- [REQUIRED WORK]: Extract the data exactly, missing nothing.

═════ SUPPLIED RECORDS

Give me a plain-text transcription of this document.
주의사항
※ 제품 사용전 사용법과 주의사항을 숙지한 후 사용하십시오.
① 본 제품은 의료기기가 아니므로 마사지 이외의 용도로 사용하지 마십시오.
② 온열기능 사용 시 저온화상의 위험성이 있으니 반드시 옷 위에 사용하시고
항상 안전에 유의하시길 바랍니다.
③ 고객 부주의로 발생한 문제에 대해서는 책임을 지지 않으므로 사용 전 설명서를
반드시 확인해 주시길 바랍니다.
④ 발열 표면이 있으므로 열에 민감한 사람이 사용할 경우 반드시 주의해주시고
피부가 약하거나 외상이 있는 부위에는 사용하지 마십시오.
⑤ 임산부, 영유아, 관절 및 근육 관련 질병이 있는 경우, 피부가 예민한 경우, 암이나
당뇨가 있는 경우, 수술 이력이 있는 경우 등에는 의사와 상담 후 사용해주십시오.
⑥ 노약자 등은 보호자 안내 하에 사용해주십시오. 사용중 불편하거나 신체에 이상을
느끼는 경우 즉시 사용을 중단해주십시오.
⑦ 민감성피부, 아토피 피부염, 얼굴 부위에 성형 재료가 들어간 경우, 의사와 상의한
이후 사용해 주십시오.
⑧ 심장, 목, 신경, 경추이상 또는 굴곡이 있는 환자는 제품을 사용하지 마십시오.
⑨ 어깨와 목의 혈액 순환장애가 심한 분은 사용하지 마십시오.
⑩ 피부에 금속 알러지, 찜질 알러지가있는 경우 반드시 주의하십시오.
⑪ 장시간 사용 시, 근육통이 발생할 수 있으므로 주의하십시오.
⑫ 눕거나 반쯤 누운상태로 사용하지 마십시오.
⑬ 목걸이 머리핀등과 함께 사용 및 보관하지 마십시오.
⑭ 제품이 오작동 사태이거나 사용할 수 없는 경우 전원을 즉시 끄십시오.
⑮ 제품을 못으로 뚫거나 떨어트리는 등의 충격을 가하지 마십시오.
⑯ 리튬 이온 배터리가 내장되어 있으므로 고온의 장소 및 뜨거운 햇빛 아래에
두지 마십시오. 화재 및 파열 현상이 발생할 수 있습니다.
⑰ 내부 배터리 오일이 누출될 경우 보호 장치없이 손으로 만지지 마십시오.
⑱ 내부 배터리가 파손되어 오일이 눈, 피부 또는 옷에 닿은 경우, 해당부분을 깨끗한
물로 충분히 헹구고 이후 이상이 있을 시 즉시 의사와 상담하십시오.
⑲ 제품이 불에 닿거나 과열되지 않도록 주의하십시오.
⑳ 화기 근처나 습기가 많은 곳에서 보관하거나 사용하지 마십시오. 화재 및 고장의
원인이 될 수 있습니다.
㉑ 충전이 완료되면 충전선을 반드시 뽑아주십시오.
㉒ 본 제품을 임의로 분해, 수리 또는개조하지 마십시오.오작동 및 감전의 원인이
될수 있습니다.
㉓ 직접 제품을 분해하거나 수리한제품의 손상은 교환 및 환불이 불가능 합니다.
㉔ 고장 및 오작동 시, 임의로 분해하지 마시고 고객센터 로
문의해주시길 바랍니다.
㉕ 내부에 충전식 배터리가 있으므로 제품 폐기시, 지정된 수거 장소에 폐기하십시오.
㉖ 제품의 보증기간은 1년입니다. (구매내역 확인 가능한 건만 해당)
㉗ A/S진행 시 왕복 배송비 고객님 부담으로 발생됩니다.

══════════

- [TASK RESPONSE]:
Give me a plain-text transcription of this document.
주의사항
※ 제품 사용전 사용법과 주의사항을 숙지한 후 사용하십시오.
① 본 제품은 의료기기가 아니므로 마사지 이외의 용도로 사용하지 마십시오.
② 온열기능 사용 시 저온화상의 위험성이 있으니 반드시 옷 위에 사용하시고
항상 안전에 유의하시길 바랍니다.
③ 고객 부주의로 발생한 문제에 대해서는 책임을 지지 않으므로 사용 전 설명서를
반드시 확인해 주시길 바랍니다.
④ 발열 표면이 있으므로 열에 민감한 사람이 사용할 경우 반드시 주의해주시고
피부가 약하거나 외상이 있는 부위에는 사용하지 마십시오.
⑤ 임산부, 영유아, 관절 및 근육 관련 질병이 있는 경우, 피부가 예민한 경우, 암이나
당뇨가 있는 경우, 수술 이력이 있는 경우 등에는 의사와 상담 후 사용해주십시오.
⑥ 노약자 등은 보호자 안내 하에 사용해주십시오. 사용중 불편하거나 신체에 이상을
느끼는 경우 즉시 사용을 중단해주십시오.
⑦ 민감성피부, 아토피 피부염, 얼굴 부위에 성형 재료가 들어간 경우, 의사와 상의한
이후 사용해 주십시오.
⑧ 심장, 목, 신경, 경추이상 또는 굴곡이 있는 환자는 제품을 사용하지 마십시오.
⑨ 어깨와 목의 혈액 순환장애가 심한 분은 사용하지 마십시오.
⑩ 피부에 금속 알러지, 찜질 알러지가있는 경우 반드시 주의하십시오.
⑪ 장시간 사용 시, 근육통이 발생할 수 있으므로 주의하십시오.
⑫ 눕거나 반쯤 누운상태로 사용하지 마십시오.
⑬ 목걸이 머리핀등과 함께 사용 및 보관하지 마십시오.
⑭ 제품이 오작동 사태이거나 사용할 수 없는 경우 전원을 즉시 끄십시오.
⑮ 제품을 못으로 뚫거나 떨어트리는 등의 충격을 가하지 마십시오.
⑯ 리튬 이온 배터리가 내장되어 있으므로 고온의 장소 및 뜨거운 햇빛 아래에
두지 마십시오. 화재 및 파열 현상이 발생할 수 있습니다.
⑰ 내부 배터리 오일이 누출될 경우 보호 장치없이 손으로 만지지 마십시오.
⑱ 내부 배터리가 파손되어 오일이 눈, 피부 또는 옷에 닿은 경우, 해당부분을 깨끗한
물로 충분히 헹구고 이후 이상이 있을 시 즉시 의사와 상담하십시오.
⑲ 제품이 불에 닿거나 과열되지 않도록 주의하십시오.
⑳ 화기 근처나 습기가 많은 곳에서 보관하거나 사용하지 마십시오. 화재 및 고장의
원인이 될 수 있습니다.
㉑ 충전이 완료되면 충전선을 반드시 뽑아주십시오.
㉒ 본 제품을 임의로 분해, 수리 또는개조하지 마십시오.오작동 및 감전의 원인이
될수 있습니다.
㉓ 직접 제품을 분해하거나 수리한제품의 손상은 교환 및 환불이 불가능 합니다.
㉔ 고장 및 오작동 시, 임의로 분해하지 마시고 고객센터 로
문의해주시길 바랍니다.
㉕ 내부에 충전식 배터리가 있으므로 제품 폐기시, 지정된 수거 장소에 폐기하십시오.
㉖ 제품의 보증기간은 1년입니다. (구매내역 확인 가능한 건만 해당)
㉗ A/S진행 시 왕복 배송비 고객님 부담으로 발생됩니다.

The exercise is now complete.